#### Requirements
Find the lines holding the string "обеспечения" in the data, then copy all of them.

#### Entries

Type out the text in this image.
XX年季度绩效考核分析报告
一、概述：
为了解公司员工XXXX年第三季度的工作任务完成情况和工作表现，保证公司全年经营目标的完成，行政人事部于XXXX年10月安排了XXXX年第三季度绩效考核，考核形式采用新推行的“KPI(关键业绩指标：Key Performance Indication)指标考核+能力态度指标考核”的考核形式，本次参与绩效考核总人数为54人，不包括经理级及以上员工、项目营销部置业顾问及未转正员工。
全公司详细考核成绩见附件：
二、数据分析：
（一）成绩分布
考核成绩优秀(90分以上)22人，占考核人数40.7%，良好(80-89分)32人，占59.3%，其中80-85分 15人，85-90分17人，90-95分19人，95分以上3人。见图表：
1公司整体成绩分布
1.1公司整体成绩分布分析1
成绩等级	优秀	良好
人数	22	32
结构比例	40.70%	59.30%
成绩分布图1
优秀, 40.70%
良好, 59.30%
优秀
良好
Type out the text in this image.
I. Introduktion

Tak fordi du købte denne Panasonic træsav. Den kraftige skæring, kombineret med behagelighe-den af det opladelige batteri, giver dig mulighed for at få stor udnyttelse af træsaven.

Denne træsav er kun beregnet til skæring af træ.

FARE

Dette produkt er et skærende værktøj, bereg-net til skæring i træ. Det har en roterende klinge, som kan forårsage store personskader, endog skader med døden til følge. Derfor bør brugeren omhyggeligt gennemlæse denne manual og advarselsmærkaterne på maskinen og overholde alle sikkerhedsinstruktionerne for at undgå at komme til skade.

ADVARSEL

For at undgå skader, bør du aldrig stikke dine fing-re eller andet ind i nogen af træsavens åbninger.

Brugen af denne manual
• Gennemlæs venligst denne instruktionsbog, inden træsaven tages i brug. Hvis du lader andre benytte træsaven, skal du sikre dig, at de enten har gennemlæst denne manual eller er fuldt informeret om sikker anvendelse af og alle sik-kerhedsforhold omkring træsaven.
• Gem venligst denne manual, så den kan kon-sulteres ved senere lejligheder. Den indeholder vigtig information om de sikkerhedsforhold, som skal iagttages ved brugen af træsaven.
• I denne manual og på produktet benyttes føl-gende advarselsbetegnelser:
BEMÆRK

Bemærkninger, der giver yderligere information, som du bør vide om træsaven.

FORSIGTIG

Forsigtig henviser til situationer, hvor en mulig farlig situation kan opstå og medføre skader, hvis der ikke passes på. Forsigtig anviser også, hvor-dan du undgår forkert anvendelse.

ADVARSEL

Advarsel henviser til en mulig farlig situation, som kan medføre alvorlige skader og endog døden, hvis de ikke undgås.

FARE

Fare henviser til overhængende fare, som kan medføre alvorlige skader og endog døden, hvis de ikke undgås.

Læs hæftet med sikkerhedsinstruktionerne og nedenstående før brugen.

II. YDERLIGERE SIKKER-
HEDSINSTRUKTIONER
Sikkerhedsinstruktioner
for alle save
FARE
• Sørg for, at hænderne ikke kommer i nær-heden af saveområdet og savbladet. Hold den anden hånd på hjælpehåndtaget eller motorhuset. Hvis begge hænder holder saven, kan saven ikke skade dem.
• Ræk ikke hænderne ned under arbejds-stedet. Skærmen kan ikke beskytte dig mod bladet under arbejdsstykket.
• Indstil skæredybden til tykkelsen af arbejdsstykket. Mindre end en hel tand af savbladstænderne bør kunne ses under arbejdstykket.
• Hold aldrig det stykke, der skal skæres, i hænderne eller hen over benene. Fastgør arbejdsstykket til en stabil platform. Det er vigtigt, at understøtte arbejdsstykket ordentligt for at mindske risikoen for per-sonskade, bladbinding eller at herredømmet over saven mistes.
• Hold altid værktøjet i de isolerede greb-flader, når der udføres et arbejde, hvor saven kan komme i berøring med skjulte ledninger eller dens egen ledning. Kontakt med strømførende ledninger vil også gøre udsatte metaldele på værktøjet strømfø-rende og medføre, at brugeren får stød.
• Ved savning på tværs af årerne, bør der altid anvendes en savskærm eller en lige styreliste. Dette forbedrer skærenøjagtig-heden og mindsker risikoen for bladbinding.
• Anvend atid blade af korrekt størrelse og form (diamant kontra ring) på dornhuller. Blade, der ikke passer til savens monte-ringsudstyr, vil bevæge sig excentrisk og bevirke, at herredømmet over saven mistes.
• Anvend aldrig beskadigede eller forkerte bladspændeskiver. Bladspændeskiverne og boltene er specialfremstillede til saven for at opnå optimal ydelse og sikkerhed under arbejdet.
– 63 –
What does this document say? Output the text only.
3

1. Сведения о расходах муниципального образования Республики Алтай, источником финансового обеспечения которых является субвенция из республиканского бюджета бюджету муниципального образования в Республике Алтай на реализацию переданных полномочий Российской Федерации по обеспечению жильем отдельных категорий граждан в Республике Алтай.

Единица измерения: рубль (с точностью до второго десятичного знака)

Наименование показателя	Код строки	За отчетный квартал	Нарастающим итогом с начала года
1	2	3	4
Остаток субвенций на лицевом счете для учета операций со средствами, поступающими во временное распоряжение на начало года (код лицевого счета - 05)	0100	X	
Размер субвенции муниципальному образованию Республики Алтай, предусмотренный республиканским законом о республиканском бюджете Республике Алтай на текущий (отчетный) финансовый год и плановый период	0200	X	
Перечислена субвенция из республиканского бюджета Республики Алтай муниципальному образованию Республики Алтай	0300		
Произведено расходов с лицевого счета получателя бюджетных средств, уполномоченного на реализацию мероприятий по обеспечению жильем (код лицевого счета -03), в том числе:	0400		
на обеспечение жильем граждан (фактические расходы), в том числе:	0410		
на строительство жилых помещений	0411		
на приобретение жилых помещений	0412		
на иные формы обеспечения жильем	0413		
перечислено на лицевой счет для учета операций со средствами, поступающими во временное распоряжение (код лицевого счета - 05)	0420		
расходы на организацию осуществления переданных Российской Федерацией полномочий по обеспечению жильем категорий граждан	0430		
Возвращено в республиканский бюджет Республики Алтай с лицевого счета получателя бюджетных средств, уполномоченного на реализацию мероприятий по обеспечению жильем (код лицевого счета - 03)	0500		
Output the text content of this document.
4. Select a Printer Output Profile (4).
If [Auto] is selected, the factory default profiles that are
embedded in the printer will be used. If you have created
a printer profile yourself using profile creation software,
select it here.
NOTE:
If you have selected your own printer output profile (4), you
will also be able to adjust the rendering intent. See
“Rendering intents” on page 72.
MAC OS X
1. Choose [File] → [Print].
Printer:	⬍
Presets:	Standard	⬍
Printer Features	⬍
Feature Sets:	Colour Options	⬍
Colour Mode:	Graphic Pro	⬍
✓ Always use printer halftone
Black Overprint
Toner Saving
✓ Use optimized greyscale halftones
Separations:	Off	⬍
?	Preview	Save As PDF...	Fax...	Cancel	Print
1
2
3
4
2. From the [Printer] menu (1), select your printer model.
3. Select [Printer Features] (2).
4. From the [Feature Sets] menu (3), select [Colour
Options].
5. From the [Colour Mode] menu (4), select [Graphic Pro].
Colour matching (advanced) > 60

#### Worked solution
1. Сведения о расходах муниципального образования Республики Алтай, источником финансового обеспечения которых является субвенция из республиканского бюджета бюджету муниципального образования в Республике Алтай на реализацию переданных полномочий Российской Федерации по обеспечению жильем отдельных категорий граждан в Республике Алтай.
на иные формы обеспечения жильем	0413		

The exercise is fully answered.